What is expected =>
Go through the material below and copy each line where the word "JSON" appears.

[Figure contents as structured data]
* BEGIN *

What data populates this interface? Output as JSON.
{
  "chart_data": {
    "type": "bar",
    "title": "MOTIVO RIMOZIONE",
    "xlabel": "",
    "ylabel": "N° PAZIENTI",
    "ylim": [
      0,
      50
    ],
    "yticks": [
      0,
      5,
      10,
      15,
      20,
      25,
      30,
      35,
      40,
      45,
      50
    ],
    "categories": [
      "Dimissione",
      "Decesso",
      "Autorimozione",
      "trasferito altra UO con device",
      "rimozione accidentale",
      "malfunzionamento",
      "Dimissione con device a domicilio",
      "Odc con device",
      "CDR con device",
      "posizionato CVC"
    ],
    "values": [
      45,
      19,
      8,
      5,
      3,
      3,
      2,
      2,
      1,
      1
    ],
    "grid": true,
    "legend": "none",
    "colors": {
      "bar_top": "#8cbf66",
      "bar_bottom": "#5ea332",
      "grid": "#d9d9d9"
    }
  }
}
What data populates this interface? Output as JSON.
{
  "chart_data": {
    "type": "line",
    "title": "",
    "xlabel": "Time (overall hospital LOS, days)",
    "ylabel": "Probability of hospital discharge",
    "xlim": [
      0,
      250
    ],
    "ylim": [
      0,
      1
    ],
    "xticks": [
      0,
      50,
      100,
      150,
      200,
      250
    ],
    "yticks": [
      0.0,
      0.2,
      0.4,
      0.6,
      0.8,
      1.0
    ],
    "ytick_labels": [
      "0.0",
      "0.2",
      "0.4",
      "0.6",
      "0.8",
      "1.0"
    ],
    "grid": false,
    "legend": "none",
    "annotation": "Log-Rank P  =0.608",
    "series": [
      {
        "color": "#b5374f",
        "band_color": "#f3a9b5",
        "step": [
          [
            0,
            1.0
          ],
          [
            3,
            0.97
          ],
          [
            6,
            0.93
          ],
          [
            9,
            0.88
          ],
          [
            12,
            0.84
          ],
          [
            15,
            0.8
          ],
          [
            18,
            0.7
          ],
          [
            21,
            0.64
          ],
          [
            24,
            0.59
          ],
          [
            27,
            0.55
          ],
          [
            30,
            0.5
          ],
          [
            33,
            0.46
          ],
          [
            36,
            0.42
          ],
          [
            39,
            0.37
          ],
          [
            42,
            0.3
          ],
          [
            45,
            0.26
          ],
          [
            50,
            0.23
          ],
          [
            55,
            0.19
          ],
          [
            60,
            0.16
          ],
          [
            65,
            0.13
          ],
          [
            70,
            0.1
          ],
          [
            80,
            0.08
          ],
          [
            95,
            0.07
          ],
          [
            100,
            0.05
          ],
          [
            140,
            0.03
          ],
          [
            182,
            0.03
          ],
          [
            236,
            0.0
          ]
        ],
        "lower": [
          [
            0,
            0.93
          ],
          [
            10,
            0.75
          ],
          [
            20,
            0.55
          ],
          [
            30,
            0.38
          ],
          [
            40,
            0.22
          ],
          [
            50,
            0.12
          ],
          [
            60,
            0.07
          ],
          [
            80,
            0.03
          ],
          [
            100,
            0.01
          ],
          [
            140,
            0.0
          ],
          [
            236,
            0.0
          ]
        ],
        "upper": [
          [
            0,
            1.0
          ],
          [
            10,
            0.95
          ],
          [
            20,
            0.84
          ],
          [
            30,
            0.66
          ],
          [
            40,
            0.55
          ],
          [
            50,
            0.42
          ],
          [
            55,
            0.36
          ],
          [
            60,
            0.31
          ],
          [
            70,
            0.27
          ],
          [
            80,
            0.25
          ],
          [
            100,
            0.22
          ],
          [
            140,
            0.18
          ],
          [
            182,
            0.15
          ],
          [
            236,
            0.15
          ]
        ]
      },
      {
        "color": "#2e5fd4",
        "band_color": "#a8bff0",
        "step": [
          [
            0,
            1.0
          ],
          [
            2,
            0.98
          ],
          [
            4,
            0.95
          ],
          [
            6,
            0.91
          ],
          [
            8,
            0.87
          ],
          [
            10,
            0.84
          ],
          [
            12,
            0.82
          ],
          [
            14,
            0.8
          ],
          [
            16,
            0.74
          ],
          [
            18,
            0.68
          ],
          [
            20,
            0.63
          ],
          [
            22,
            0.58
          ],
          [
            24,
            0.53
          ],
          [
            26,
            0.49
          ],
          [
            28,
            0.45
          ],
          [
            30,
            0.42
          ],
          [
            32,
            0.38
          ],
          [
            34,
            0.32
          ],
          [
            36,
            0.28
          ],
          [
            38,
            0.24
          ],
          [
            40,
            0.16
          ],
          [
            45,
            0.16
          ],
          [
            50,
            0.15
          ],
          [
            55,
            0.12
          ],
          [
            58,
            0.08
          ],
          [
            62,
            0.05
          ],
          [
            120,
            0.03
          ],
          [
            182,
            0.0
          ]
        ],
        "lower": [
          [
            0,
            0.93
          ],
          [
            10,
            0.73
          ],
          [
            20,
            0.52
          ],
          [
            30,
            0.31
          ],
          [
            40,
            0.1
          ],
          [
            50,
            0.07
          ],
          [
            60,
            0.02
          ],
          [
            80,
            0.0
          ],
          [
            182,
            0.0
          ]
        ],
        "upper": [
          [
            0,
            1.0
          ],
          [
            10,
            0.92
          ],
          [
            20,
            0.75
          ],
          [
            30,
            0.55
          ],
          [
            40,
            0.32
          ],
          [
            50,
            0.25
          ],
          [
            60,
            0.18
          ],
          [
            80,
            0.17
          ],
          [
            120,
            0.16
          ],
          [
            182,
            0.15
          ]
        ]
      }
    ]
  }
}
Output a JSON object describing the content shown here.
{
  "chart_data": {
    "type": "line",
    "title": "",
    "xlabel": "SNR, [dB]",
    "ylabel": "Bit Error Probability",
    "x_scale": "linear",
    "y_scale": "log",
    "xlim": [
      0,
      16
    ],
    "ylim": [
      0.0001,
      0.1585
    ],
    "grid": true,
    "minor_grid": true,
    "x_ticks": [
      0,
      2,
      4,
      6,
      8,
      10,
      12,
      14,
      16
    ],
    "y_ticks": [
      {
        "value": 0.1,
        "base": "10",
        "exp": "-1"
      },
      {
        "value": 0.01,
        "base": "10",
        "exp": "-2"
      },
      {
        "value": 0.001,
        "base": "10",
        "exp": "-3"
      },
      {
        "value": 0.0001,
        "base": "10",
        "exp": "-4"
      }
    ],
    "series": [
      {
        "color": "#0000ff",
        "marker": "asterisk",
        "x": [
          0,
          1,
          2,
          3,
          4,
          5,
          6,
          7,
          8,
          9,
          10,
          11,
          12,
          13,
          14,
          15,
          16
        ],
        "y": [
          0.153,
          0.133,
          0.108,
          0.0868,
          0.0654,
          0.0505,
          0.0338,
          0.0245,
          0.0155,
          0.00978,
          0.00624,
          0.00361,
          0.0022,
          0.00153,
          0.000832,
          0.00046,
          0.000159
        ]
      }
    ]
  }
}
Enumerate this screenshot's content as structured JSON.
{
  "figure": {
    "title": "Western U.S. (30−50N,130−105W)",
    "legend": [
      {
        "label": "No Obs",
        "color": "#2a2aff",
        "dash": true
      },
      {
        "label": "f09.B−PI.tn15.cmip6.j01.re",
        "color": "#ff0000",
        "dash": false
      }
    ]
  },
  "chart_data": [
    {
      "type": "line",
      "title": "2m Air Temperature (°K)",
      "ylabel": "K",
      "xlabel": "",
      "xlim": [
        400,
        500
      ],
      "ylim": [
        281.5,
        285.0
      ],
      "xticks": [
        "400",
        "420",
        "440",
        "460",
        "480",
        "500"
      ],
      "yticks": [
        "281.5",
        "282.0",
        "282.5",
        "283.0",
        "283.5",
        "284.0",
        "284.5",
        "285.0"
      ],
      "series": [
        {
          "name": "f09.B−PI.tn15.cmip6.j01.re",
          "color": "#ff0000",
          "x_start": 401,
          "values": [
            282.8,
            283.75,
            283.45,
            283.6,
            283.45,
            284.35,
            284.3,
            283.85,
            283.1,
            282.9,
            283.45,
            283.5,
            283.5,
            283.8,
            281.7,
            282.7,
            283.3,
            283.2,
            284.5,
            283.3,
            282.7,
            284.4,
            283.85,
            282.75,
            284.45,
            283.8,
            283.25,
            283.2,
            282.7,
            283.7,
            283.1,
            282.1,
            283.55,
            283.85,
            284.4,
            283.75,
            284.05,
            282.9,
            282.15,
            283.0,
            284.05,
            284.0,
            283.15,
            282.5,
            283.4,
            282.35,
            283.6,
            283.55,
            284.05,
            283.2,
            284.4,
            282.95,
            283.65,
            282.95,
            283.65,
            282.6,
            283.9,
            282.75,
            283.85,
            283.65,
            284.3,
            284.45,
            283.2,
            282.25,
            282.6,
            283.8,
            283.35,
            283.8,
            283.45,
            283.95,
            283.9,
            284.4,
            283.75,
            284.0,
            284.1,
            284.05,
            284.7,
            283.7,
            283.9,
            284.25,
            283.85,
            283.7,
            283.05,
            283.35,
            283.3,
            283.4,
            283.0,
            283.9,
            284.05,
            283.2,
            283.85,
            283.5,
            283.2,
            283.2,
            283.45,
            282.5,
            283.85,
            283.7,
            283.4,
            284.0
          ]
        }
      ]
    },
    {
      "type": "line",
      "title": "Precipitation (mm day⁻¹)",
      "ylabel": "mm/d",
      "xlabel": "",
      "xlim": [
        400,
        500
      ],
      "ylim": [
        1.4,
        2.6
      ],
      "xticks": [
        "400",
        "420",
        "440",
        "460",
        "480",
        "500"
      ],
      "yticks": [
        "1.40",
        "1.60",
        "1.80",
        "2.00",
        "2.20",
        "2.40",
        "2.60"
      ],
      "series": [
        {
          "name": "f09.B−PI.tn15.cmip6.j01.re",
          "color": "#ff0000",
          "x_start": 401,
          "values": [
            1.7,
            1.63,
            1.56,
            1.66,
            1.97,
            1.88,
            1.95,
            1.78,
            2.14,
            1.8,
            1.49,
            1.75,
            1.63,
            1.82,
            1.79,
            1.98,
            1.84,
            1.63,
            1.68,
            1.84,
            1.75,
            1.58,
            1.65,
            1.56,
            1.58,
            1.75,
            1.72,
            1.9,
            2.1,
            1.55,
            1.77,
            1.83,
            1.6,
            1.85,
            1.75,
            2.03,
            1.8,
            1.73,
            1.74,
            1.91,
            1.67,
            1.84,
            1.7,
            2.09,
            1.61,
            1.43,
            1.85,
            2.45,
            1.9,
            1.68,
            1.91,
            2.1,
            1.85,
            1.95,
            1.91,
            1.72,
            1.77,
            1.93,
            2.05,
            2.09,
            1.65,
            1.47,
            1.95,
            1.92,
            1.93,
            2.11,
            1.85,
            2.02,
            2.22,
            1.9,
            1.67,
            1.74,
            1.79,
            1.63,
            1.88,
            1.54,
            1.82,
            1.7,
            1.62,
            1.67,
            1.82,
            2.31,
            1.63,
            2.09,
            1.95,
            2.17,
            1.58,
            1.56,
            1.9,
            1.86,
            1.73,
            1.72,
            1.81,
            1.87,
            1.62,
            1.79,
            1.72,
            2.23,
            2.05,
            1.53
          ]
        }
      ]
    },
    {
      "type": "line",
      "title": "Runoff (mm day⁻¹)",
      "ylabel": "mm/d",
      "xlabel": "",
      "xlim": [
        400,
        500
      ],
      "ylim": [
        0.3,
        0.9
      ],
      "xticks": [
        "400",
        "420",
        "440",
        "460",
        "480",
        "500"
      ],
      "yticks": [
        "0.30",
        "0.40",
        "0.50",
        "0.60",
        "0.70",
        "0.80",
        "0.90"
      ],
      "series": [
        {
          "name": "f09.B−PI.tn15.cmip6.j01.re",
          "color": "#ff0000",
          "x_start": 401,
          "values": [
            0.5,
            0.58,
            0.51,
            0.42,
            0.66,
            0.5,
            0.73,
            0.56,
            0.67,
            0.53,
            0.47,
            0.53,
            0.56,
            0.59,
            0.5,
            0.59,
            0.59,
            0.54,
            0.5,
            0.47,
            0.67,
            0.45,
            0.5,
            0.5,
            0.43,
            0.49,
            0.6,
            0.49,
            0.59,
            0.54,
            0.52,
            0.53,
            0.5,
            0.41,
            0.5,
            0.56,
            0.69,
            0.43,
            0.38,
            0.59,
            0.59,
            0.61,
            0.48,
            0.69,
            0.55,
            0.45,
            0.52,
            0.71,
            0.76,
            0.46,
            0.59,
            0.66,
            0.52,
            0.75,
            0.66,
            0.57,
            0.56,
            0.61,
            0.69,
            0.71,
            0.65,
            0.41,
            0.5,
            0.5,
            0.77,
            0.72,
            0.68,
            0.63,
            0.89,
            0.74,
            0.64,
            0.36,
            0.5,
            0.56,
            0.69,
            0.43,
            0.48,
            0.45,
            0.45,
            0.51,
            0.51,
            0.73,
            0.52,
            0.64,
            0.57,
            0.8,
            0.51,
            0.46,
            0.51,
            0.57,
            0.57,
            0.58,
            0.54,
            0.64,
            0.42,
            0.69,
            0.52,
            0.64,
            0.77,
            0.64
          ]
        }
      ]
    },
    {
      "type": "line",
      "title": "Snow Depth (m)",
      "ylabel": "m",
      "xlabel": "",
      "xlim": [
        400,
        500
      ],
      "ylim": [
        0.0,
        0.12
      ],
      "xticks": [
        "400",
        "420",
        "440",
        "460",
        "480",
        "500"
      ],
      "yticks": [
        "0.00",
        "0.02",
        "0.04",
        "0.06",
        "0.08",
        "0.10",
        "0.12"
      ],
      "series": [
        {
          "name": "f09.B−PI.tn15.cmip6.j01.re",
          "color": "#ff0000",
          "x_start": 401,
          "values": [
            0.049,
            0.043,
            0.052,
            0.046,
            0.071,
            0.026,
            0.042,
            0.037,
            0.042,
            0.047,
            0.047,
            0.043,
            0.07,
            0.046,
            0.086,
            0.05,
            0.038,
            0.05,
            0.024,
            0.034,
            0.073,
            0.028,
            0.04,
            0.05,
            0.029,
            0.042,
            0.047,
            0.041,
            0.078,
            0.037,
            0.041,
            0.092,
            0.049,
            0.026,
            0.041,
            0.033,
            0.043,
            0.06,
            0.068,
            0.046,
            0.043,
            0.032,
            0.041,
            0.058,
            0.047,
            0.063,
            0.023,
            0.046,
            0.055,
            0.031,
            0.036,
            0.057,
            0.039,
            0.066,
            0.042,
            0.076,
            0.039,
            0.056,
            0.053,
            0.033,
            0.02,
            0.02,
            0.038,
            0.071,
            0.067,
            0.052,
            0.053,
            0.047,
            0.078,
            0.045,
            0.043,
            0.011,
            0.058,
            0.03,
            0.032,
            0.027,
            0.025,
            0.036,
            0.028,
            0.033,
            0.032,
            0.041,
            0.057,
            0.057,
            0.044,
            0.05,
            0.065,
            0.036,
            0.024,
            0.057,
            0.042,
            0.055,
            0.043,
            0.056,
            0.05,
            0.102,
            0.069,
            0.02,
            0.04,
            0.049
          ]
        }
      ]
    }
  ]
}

* END *

Solution for this exercise =>
What data populates this interface? Output as JSON.
What data populates this interface? Output as JSON.
Output a JSON object describing the content shown here.
Enumerate this screenshot's content as structured JSON.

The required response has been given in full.